◆ **THE REQUEST**
Records follow. Copy every line with "from".

(Data excerpts)
## BEGIN

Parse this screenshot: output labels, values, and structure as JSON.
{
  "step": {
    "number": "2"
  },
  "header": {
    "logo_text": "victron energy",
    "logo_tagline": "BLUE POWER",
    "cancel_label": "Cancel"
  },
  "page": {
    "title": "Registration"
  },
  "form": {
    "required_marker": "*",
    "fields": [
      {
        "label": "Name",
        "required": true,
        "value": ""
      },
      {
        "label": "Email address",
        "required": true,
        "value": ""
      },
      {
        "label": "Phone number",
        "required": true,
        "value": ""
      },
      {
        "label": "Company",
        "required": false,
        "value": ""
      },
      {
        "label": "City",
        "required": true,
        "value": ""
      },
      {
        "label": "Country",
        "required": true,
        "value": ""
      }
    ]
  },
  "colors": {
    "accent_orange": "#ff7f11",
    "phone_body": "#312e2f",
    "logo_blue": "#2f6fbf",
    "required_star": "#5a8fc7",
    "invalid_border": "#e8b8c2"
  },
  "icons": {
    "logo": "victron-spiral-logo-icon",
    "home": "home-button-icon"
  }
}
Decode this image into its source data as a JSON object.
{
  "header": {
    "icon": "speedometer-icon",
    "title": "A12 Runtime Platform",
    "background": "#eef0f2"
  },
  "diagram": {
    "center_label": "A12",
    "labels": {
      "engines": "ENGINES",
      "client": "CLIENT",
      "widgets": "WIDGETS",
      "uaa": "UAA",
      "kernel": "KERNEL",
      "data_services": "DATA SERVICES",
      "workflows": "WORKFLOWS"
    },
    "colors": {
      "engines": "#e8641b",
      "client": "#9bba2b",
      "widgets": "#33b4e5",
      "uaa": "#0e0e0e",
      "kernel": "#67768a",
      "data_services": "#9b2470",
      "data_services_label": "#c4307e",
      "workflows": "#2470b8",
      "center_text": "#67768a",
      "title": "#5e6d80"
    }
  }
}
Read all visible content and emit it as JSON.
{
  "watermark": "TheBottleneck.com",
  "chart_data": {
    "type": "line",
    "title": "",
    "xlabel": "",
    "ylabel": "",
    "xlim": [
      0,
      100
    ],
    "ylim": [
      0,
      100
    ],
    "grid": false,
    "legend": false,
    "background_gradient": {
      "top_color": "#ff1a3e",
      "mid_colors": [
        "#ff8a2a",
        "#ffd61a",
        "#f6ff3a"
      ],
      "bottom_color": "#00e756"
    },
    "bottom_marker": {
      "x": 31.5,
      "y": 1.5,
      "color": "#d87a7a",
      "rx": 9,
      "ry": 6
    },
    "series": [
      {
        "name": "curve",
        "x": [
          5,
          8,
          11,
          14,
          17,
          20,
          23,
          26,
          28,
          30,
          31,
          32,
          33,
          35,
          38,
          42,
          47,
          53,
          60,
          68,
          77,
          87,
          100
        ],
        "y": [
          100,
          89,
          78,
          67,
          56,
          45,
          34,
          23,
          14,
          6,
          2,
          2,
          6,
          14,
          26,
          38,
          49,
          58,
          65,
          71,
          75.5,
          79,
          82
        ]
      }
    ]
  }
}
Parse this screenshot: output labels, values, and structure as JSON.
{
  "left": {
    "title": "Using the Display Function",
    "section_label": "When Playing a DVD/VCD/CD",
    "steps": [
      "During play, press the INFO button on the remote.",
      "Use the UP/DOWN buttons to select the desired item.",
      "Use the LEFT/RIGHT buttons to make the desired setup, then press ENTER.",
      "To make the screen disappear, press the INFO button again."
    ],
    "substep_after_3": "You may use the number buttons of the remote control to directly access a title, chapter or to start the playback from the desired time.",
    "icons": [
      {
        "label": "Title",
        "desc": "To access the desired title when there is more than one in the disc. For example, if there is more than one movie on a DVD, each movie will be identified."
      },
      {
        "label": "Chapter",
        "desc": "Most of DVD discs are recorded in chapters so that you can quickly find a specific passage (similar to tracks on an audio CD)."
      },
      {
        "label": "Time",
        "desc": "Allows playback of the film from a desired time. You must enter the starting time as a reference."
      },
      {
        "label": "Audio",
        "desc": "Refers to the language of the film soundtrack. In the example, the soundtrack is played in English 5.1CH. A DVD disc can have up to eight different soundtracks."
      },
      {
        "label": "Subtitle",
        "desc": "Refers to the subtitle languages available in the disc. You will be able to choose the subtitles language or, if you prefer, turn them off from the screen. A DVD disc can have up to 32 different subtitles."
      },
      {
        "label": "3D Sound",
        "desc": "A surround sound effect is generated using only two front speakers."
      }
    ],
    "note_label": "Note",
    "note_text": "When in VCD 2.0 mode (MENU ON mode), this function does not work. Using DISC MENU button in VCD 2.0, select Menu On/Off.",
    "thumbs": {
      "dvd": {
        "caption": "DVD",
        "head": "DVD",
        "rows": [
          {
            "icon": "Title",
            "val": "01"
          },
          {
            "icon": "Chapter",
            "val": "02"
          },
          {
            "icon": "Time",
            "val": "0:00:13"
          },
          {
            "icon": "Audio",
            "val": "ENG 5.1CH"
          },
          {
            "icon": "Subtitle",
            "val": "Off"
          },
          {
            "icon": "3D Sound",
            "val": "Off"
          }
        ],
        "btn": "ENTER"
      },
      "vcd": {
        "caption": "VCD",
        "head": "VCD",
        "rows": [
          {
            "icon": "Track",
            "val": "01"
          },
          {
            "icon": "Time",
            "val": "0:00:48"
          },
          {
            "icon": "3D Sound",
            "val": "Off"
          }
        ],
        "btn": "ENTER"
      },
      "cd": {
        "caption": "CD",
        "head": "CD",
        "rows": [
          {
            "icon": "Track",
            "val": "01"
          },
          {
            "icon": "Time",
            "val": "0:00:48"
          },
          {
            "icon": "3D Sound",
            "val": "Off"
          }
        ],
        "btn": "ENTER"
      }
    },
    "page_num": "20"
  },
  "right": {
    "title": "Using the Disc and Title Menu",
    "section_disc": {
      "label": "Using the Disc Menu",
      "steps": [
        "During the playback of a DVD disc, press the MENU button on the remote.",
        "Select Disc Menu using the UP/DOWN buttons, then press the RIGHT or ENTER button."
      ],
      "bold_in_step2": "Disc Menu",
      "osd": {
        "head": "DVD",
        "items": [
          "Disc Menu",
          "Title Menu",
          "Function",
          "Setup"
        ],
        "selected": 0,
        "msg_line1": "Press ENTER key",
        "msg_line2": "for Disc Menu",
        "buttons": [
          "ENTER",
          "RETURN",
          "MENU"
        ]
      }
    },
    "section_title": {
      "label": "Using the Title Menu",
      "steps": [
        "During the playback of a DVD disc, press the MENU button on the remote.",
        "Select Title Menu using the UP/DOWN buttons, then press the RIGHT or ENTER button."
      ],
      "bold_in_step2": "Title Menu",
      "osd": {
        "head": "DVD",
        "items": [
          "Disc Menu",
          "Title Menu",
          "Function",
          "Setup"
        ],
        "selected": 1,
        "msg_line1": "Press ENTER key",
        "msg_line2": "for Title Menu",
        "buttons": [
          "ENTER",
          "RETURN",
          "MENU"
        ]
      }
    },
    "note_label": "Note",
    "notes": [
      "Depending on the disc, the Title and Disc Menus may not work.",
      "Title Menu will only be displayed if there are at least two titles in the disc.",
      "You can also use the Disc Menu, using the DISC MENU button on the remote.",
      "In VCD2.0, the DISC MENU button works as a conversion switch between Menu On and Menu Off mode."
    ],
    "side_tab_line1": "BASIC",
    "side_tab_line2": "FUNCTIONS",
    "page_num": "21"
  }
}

## END

◆ **CORRECT ANSWER**
    "substep_after_3": "You may use the number buttons of the remote control to directly access a title, chapter or to start the playback from the desired time.",
        "desc": "Allows playback of the film from a desired time. You must enter the starting time as a reference."
        "desc": "Refers to the subtitle languages available in the disc. You will be able to choose the subtitles language or, if you prefer, turn them off from the screen. A DVD disc can have up to 32 different subtitles."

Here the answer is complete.